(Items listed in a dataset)

------------------------------

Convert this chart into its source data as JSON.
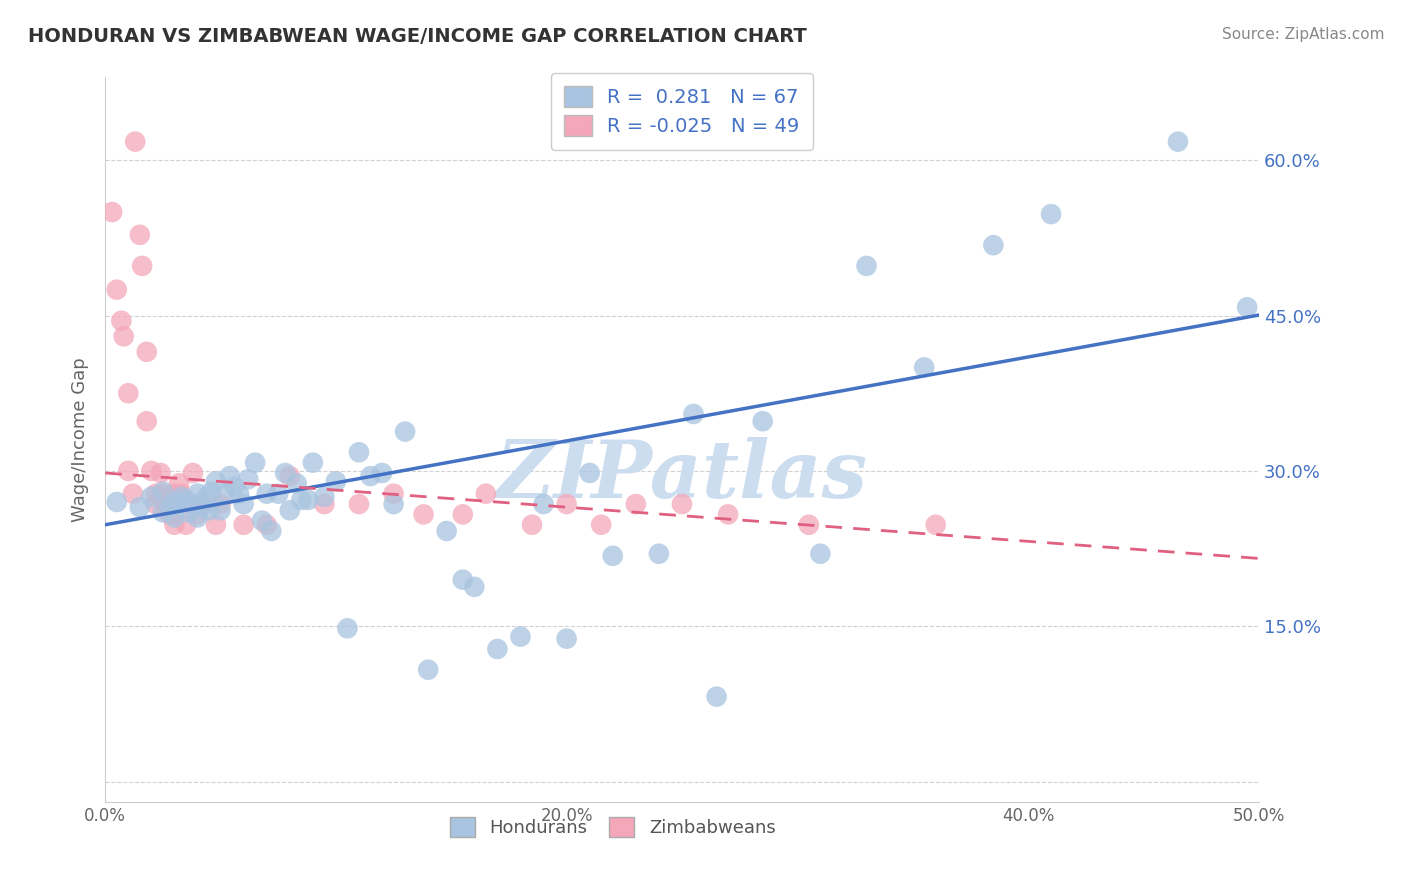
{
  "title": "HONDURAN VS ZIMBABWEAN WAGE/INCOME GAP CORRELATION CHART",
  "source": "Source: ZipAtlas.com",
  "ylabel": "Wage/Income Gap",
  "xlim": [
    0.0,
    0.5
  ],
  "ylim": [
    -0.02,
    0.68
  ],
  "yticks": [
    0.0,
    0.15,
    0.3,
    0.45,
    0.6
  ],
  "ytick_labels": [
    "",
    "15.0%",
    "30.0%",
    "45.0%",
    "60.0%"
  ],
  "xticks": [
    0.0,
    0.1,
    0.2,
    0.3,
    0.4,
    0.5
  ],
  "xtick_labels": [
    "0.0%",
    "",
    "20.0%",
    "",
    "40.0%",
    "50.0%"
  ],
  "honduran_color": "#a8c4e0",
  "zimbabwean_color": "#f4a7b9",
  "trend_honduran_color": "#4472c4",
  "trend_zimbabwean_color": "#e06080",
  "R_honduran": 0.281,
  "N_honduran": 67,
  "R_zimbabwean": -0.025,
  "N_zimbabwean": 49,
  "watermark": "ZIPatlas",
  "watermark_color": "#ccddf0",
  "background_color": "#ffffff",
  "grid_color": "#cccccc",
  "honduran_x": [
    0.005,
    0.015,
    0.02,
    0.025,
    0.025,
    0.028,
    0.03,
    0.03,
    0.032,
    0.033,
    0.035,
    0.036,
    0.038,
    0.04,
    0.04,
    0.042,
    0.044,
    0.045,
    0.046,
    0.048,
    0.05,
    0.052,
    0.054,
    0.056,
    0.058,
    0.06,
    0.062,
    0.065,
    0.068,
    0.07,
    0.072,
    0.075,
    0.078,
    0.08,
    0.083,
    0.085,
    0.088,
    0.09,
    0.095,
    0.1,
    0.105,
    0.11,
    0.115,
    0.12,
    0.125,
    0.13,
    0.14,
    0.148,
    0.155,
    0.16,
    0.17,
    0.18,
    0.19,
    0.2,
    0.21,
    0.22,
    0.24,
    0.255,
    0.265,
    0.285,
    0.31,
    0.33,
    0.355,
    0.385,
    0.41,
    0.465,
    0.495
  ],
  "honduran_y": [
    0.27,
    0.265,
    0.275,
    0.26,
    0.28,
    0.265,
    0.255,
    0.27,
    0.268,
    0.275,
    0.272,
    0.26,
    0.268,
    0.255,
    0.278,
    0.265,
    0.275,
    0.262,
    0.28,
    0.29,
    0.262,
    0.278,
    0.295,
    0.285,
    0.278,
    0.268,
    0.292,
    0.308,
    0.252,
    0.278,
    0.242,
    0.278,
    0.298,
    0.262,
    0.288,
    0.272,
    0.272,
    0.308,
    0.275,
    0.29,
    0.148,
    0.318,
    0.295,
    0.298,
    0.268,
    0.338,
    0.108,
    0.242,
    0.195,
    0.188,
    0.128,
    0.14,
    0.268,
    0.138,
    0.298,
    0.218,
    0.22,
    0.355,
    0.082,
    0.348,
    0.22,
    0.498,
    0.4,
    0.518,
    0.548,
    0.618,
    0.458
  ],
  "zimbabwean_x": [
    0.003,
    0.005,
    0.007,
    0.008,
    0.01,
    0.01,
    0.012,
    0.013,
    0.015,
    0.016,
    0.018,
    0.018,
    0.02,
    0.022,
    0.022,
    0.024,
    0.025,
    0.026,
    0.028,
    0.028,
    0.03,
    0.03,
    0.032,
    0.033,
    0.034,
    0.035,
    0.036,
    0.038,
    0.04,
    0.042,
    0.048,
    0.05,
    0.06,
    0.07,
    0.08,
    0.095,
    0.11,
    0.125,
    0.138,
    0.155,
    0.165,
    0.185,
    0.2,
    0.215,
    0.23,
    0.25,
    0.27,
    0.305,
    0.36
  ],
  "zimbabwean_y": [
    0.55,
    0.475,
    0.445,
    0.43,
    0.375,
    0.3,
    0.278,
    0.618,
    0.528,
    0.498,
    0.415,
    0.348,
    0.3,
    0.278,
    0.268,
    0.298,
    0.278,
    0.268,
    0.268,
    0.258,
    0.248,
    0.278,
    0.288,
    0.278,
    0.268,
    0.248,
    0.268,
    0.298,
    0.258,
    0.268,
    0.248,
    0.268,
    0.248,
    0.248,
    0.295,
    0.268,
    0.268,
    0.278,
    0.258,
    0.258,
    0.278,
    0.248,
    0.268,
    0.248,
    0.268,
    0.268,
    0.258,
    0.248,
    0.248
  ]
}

------------------------------

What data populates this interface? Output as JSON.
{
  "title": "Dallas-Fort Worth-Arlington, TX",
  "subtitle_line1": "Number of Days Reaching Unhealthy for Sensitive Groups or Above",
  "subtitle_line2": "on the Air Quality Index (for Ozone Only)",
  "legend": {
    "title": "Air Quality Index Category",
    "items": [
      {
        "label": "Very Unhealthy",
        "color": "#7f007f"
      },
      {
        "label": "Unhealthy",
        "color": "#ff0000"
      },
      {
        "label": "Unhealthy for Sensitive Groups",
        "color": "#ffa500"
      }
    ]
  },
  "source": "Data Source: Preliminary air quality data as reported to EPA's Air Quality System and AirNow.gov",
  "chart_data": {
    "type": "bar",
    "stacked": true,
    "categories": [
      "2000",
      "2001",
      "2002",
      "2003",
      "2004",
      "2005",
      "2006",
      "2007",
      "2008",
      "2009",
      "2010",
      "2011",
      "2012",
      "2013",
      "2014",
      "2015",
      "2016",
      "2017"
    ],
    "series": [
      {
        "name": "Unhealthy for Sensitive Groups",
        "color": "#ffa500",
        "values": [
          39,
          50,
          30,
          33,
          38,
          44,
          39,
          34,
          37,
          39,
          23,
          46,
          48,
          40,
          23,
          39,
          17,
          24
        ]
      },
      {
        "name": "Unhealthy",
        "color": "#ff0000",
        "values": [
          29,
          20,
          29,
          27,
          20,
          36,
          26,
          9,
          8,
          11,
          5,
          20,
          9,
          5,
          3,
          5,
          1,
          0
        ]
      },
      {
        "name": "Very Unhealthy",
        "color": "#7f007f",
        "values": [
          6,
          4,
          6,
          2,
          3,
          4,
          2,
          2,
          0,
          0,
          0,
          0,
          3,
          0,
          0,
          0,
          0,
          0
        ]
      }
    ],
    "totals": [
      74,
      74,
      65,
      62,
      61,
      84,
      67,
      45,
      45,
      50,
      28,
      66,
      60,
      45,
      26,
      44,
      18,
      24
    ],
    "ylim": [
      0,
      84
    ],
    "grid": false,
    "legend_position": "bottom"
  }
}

------------------------------

Check each line of the records for the word "Very" and extract those that contain it.

        "label": "Very Unhealthy",
        "name": "Very Unhealthy",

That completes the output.